» **STATED EXERCISE**:
Print all of the data exactly as written.

***** DATA *****

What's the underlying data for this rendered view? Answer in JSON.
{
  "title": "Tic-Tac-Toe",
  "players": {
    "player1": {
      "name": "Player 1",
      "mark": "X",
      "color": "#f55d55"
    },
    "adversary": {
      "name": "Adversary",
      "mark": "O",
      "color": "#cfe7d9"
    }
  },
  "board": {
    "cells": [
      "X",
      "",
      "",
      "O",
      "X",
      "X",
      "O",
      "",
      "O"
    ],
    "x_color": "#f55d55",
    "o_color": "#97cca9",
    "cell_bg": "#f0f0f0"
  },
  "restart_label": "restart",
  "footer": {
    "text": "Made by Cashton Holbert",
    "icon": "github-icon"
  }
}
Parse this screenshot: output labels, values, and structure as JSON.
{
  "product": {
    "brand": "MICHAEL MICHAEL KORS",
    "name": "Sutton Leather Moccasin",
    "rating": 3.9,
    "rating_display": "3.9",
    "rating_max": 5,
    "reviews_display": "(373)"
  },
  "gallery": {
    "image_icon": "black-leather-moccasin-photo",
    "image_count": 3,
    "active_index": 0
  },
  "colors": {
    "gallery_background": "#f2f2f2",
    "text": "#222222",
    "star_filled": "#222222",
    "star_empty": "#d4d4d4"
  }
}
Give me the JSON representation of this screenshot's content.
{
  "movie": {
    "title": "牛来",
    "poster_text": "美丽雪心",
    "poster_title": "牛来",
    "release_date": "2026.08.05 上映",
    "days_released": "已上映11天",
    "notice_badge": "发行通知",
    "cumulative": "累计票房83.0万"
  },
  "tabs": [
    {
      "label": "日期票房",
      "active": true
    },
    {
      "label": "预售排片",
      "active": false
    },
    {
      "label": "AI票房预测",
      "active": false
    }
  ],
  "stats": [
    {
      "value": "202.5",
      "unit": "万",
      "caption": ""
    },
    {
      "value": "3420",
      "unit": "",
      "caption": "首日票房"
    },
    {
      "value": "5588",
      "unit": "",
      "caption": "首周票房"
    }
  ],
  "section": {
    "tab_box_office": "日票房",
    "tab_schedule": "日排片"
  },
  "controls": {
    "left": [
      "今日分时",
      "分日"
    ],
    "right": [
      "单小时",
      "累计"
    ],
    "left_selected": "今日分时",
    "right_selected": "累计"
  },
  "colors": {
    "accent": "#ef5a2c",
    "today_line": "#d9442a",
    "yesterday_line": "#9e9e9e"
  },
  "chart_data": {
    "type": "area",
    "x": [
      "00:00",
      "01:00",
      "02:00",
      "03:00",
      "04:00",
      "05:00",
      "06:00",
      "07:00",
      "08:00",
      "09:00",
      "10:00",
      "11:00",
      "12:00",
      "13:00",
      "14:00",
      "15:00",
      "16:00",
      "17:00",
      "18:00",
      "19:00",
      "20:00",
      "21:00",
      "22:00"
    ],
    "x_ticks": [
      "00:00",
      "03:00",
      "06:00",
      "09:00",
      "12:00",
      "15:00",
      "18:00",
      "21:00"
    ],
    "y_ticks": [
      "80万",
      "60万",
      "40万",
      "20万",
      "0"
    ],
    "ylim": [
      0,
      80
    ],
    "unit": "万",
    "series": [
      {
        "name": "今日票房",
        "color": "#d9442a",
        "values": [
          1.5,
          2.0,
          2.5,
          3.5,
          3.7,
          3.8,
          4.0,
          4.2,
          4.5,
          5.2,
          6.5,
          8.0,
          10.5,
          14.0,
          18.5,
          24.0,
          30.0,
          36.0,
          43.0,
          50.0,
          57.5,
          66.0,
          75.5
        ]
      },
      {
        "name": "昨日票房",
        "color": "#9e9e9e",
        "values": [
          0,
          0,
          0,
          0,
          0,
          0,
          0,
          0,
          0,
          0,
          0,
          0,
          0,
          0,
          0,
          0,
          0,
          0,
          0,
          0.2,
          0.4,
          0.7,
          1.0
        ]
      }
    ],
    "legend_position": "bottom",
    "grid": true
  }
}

*****

» **OUTPUT FOR THIS EXERCISE**:
What's the underlying data for this rendered view? Answer in JSON.
{
  "title": "Tic-Tac-Toe",
  "players": {
    "player1": {
      "name": "Player 1",
      "mark": "X",
      "color": "#f55d55"
    },
    "adversary": {
      "name": "Adversary",
      "mark": "O",
      "color": "#cfe7d9"
    }
  },
  "board": {
    "cells": [
      "X",
      "",
      "",
      "O",
      "X",
      "X",
      "O",
      "",
      "O"
    ],
    "x_color": "#f55d55",
    "o_color": "#97cca9",
    "cell_bg": "#f0f0f0"
  },
  "restart_label": "restart",
  "footer": {
    "text": "Made by Cashton Holbert",
    "icon": "github-icon"
  }
}
Parse this screenshot: output labels, values, and structure as JSON.
{
  "product": {
    "brand": "MICHAEL MICHAEL KORS",
    "name": "Sutton Leather Moccasin",
    "rating": 3.9,
    "rating_display": "3.9",
    "rating_max": 5,
    "reviews_display": "(373)"
  },
  "gallery": {
    "image_icon": "black-leather-moccasin-photo",
    "image_count": 3,
    "active_index": 0
  },
  "colors": {
    "gallery_background": "#f2f2f2",
    "text": "#222222",
    "star_filled": "#222222",
    "star_empty": "#d4d4d4"
  }
}
Give me the JSON representation of this screenshot's content.
{
  "movie": {
    "title": "牛来",
    "poster_text": "美丽雪心",
    "poster_title": "牛来",
    "release_date": "2026.08.05 上映",
    "days_released": "已上映11天",
    "notice_badge": "发行通知",
    "cumulative": "累计票房83.0万"
  },
  "tabs": [
    {
      "label": "日期票房",
      "active": true
    },
    {
      "label": "预售排片",
      "active": false
    },
    {
      "label": "AI票房预测",
      "active": false
    }
  ],
  "stats": [
    {
      "value": "202.5",
      "unit": "万",
      "caption": ""
    },
    {
      "value": "3420",
      "unit": "",
      "caption": "首日票房"
    },
    {
      "value": "5588",
      "unit": "",
      "caption": "首周票房"
    }
  ],
  "section": {
    "tab_box_office": "日票房",
    "tab_schedule": "日排片"
  },
  "controls": {
    "left": [
      "今日分时",
      "分日"
    ],
    "right": [
      "单小时",
      "累计"
    ],
    "left_selected": "今日分时",
    "right_selected": "累计"
  },
  "colors": {
    "accent": "#ef5a2c",
    "today_line": "#d9442a",
    "yesterday_line": "#9e9e9e"
  },
  "chart_data": {
    "type": "area",
    "x": [
      "00:00",
      "01:00",
      "02:00",
      "03:00",
      "04:00",
      "05:00",
      "06:00",
      "07:00",
      "08:00",
      "09:00",
      "10:00",
      "11:00",
      "12:00",
      "13:00",
      "14:00",
      "15:00",
      "16:00",
      "17:00",
      "18:00",
      "19:00",
      "20:00",
      "21:00",
      "22:00"
    ],
    "x_ticks": [
      "00:00",
      "03:00",
      "06:00",
      "09:00",
      "12:00",
      "15:00",
      "18:00",
      "21:00"
    ],
    "y_ticks": [
      "80万",
      "60万",
      "40万",
      "20万",
      "0"
    ],
    "ylim": [
      0,
      80
    ],
    "unit": "万",
    "series": [
      {
        "name": "今日票房",
        "color": "#d9442a",
        "values": [
          1.5,
          2.0,
          2.5,
          3.5,
          3.7,
          3.8,
          4.0,
          4.2,
          4.5,
          5.2,
          6.5,
          8.0,
          10.5,
          14.0,
          18.5,
          24.0,
          30.0,
          36.0,
          43.0,
          50.0,
          57.5,
          66.0,
          75.5
        ]
      },
      {
        "name": "昨日票房",
        "color": "#9e9e9e",
        "values": [
          0,
          0,
          0,
          0,
          0,
          0,
          0,
          0,
          0,
          0,
          0,
          0,
          0,
          0,
          0,
          0,
          0,
          0,
          0,
          0.2,
          0.4,
          0.7,
          1.0
        ]
      }
    ],
    "legend_position": "bottom",
    "grid": true
  }
}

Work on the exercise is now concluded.